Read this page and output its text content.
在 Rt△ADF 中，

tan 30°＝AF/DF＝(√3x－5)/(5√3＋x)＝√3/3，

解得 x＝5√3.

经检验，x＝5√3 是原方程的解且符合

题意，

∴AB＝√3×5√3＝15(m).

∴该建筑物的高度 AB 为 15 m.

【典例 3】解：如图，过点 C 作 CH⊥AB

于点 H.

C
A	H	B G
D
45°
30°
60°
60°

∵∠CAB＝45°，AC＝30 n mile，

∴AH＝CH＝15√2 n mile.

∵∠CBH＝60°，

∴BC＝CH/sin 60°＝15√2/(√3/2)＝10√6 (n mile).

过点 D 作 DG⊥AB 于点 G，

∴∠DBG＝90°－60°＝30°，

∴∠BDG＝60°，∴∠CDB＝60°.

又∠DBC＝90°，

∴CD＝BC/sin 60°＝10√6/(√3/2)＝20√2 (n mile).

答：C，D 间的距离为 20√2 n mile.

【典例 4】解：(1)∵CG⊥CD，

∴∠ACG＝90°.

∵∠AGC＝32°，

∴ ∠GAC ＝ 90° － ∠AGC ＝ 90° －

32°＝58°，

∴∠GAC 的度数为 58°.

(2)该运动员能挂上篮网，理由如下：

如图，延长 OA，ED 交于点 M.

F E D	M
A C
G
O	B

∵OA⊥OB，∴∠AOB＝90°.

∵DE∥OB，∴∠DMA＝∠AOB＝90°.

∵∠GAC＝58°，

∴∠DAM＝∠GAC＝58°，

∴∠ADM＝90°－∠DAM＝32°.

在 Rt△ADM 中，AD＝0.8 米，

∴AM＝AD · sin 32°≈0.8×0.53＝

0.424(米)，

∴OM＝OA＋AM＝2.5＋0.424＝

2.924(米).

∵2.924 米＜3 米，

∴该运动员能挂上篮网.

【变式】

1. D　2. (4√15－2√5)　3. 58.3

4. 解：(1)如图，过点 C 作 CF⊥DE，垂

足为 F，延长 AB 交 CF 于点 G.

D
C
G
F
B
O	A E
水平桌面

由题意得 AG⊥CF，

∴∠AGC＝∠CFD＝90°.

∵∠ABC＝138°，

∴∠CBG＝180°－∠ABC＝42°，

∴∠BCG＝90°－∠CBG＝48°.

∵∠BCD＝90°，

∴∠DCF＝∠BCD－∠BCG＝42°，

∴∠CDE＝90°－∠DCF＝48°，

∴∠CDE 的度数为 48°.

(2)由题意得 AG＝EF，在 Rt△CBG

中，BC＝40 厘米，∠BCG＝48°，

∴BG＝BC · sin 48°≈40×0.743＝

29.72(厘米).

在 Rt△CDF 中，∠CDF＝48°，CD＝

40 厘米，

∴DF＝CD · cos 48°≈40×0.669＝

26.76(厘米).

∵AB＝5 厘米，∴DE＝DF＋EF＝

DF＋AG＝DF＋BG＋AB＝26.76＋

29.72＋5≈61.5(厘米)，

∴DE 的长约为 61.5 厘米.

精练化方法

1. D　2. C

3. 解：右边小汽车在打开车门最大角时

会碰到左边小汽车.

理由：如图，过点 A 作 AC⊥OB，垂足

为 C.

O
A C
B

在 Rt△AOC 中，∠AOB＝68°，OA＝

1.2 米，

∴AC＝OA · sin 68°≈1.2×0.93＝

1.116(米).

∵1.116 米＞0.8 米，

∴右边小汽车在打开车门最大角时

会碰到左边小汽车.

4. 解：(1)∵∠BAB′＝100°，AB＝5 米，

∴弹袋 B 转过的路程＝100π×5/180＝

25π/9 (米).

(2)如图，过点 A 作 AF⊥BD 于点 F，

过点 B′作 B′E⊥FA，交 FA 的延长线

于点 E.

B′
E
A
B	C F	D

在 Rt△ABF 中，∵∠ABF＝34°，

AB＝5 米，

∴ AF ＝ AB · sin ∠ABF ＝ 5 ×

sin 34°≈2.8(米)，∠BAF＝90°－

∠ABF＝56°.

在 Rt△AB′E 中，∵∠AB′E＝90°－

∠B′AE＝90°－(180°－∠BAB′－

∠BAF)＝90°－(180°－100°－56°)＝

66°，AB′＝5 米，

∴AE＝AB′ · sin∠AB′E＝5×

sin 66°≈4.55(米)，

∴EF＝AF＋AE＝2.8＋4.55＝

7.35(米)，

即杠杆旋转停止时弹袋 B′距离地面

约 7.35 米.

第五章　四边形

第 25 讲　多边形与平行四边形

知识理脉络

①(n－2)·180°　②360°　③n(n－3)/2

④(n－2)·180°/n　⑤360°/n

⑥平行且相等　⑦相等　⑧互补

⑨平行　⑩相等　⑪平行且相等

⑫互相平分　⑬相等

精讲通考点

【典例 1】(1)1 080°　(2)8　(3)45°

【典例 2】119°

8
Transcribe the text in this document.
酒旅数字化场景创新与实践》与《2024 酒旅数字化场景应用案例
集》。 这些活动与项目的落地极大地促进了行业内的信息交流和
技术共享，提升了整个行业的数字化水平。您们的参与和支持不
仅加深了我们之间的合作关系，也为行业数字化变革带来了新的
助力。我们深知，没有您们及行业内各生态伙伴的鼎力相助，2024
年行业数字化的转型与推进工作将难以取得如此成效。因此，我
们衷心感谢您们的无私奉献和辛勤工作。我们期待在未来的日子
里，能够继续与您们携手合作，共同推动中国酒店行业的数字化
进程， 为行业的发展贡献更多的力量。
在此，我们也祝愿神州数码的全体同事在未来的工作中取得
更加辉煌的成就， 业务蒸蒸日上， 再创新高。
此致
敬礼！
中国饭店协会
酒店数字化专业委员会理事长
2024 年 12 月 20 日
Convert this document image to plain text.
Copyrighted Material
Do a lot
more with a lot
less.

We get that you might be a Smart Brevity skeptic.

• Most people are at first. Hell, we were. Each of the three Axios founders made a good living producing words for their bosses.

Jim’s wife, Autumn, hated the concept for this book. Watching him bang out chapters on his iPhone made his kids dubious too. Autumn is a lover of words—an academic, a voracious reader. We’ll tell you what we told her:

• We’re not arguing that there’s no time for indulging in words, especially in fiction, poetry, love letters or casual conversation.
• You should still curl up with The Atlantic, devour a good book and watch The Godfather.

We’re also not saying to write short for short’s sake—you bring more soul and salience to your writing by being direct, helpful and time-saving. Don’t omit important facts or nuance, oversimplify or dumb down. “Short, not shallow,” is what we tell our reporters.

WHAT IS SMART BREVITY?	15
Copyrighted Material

▶ What you are asked to do: Find the line containing "Convert this document image to plain text.", then output it and every line after it to the end of the data, exactly.

▶ Output for this exercise:
Convert this document image to plain text.
Copyrighted Material
Do a lot
more with a lot
less.

We get that you might be a Smart Brevity skeptic.

• Most people are at first. Hell, we were. Each of the three Axios founders made a good living producing words for their bosses.

Jim’s wife, Autumn, hated the concept for this book. Watching him bang out chapters on his iPhone made his kids dubious too. Autumn is a lover of words—an academic, a voracious reader. We’ll tell you what we told her:

• We’re not arguing that there’s no time for indulging in words, especially in fiction, poetry, love letters or casual conversation.
• You should still curl up with The Atlantic, devour a good book and watch The Godfather.

We’re also not saying to write short for short’s sake—you bring more soul and salience to your writing by being direct, helpful and time-saving. Don’t omit important facts or nuance, oversimplify or dumb down. “Short, not shallow,” is what we tell our reporters.

WHAT IS SMART BREVITY?	15
Copyrighted Material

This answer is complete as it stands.